**Set task**.
Write out the whole listing again, exactly.
BEGIN Extracted entries
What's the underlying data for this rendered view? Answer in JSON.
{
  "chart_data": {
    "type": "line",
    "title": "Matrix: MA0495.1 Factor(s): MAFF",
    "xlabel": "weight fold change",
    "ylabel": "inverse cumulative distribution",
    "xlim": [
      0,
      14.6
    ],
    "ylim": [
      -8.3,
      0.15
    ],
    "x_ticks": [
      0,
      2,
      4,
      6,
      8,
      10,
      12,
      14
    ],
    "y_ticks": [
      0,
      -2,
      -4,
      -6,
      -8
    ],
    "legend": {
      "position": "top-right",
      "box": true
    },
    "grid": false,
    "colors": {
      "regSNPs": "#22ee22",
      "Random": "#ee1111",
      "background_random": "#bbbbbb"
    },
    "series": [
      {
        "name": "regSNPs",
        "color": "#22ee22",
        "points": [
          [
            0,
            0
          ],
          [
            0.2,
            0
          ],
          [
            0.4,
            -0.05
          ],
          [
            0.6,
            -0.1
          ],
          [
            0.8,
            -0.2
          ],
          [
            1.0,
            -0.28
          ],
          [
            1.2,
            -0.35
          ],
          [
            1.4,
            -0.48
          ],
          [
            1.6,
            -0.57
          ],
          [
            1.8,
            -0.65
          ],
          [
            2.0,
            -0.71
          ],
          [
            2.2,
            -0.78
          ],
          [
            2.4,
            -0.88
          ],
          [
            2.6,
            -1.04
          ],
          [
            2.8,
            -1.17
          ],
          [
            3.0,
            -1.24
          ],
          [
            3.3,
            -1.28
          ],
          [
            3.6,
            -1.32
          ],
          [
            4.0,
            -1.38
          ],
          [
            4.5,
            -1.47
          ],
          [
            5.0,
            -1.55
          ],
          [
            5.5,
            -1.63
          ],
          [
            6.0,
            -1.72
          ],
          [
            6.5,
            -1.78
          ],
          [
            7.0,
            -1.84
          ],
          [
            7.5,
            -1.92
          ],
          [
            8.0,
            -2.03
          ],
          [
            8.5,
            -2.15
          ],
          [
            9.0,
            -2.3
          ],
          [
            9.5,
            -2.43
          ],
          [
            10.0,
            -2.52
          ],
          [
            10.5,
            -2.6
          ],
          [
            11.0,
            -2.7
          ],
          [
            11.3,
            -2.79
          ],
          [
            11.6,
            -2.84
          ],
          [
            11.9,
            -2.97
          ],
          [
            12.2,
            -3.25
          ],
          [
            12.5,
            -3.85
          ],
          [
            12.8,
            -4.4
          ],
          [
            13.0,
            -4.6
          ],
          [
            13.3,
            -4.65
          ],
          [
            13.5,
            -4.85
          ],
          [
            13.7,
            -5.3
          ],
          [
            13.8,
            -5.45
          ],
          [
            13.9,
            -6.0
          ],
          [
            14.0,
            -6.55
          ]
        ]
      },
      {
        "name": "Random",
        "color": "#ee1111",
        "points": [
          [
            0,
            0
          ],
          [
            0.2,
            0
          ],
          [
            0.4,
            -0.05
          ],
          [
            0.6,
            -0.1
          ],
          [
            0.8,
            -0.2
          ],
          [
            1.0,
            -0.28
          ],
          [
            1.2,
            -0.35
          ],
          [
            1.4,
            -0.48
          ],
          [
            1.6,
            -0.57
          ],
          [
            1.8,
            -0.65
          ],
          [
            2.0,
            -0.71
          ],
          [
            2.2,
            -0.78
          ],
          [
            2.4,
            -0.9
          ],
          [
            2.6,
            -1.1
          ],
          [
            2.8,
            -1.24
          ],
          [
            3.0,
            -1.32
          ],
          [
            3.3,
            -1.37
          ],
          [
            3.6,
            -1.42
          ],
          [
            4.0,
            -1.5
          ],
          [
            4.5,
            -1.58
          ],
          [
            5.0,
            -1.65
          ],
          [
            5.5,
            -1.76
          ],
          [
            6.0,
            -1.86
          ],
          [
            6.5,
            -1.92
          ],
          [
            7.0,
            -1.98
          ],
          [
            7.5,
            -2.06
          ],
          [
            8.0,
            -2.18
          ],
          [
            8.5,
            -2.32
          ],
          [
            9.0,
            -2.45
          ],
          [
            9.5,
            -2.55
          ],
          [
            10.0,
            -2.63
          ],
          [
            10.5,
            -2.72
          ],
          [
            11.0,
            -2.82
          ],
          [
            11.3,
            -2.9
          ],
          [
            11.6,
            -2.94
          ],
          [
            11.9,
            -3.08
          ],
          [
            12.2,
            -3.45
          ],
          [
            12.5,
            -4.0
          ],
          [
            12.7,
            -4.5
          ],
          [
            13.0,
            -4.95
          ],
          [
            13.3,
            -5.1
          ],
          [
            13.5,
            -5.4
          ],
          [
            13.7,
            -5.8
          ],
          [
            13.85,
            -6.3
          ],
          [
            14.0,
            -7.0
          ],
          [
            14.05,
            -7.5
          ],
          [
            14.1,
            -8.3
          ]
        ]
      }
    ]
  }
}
END Extracted entries
**Written response**.
What's the underlying data for this rendered view? Answer in JSON.
{
  "chart_data": {
    "type": "line",
    "title": "Matrix: MA0495.1 Factor(s): MAFF",
    "xlabel": "weight fold change",
    "ylabel": "inverse cumulative distribution",
    "xlim": [
      0,
      14.6
    ],
    "ylim": [
      -8.3,
      0.15
    ],
    "x_ticks": [
      0,
      2,
      4,
      6,
      8,
      10,
      12,
      14
    ],
    "y_ticks": [
      0,
      -2,
      -4,
      -6,
      -8
    ],
    "legend": {
      "position": "top-right",
      "box": true
    },
    "grid": false,
    "colors": {
      "regSNPs": "#22ee22",
      "Random": "#ee1111",
      "background_random": "#bbbbbb"
    },
    "series": [
      {
        "name": "regSNPs",
        "color": "#22ee22",
        "points": [
          [
            0,
            0
          ],
          [
            0.2,
            0
          ],
          [
            0.4,
            -0.05
          ],
          [
            0.6,
            -0.1
          ],
          [
            0.8,
            -0.2
          ],
          [
            1.0,
            -0.28
          ],
          [
            1.2,
            -0.35
          ],
          [
            1.4,
            -0.48
          ],
          [
            1.6,
            -0.57
          ],
          [
            1.8,
            -0.65
          ],
          [
            2.0,
            -0.71
          ],
          [
            2.2,
            -0.78
          ],
          [
            2.4,
            -0.88
          ],
          [
            2.6,
            -1.04
          ],
          [
            2.8,
            -1.17
          ],
          [
            3.0,
            -1.24
          ],
          [
            3.3,
            -1.28
          ],
          [
            3.6,
            -1.32
          ],
          [
            4.0,
            -1.38
          ],
          [
            4.5,
            -1.47
          ],
          [
            5.0,
            -1.55
          ],
          [
            5.5,
            -1.63
          ],
          [
            6.0,
            -1.72
          ],
          [
            6.5,
            -1.78
          ],
          [
            7.0,
            -1.84
          ],
          [
            7.5,
            -1.92
          ],
          [
            8.0,
            -2.03
          ],
          [
            8.5,
            -2.15
          ],
          [
            9.0,
            -2.3
          ],
          [
            9.5,
            -2.43
          ],
          [
            10.0,
            -2.52
          ],
          [
            10.5,
            -2.6
          ],
          [
            11.0,
            -2.7
          ],
          [
            11.3,
            -2.79
          ],
          [
            11.6,
            -2.84
          ],
          [
            11.9,
            -2.97
          ],
          [
            12.2,
            -3.25
          ],
          [
            12.5,
            -3.85
          ],
          [
            12.8,
            -4.4
          ],
          [
            13.0,
            -4.6
          ],
          [
            13.3,
            -4.65
          ],
          [
            13.5,
            -4.85
          ],
          [
            13.7,
            -5.3
          ],
          [
            13.8,
            -5.45
          ],
          [
            13.9,
            -6.0
          ],
          [
            14.0,
            -6.55
          ]
        ]
      },
      {
        "name": "Random",
        "color": "#ee1111",
        "points": [
          [
            0,
            0
          ],
          [
            0.2,
            0
          ],
          [
            0.4,
            -0.05
          ],
          [
            0.6,
            -0.1
          ],
          [
            0.8,
            -0.2
          ],
          [
            1.0,
            -0.28
          ],
          [
            1.2,
            -0.35
          ],
          [
            1.4,
            -0.48
          ],
          [
            1.6,
            -0.57
          ],
          [
            1.8,
            -0.65
          ],
          [
            2.0,
            -0.71
          ],
          [
            2.2,
            -0.78
          ],
          [
            2.4,
            -0.9
          ],
          [
            2.6,
            -1.1
          ],
          [
            2.8,
            -1.24
          ],
          [
            3.0,
            -1.32
          ],
          [
            3.3,
            -1.37
          ],
          [
            3.6,
            -1.42
          ],
          [
            4.0,
            -1.5
          ],
          [
            4.5,
            -1.58
          ],
          [
            5.0,
            -1.65
          ],
          [
            5.5,
            -1.76
          ],
          [
            6.0,
            -1.86
          ],
          [
            6.5,
            -1.92
          ],
          [
            7.0,
            -1.98
          ],
          [
            7.5,
            -2.06
          ],
          [
            8.0,
            -2.18
          ],
          [
            8.5,
            -2.32
          ],
          [
            9.0,
            -2.45
          ],
          [
            9.5,
            -2.55
          ],
          [
            10.0,
            -2.63
          ],
          [
            10.5,
            -2.72
          ],
          [
            11.0,
            -2.82
          ],
          [
            11.3,
            -2.9
          ],
          [
            11.6,
            -2.94
          ],
          [
            11.9,
            -3.08
          ],
          [
            12.2,
            -3.45
          ],
          [
            12.5,
            -4.0
          ],
          [
            12.7,
            -4.5
          ],
          [
            13.0,
            -4.95
          ],
          [
            13.3,
            -5.1
          ],
          [
            13.5,
            -5.4
          ],
          [
            13.7,
            -5.8
          ],
          [
            13.85,
            -6.3
          ],
          [
            14.0,
            -7.0
          ],
          [
            14.05,
            -7.5
          ],
          [
            14.1,
            -8.3
          ]
        ]
      }
    ]
  }
}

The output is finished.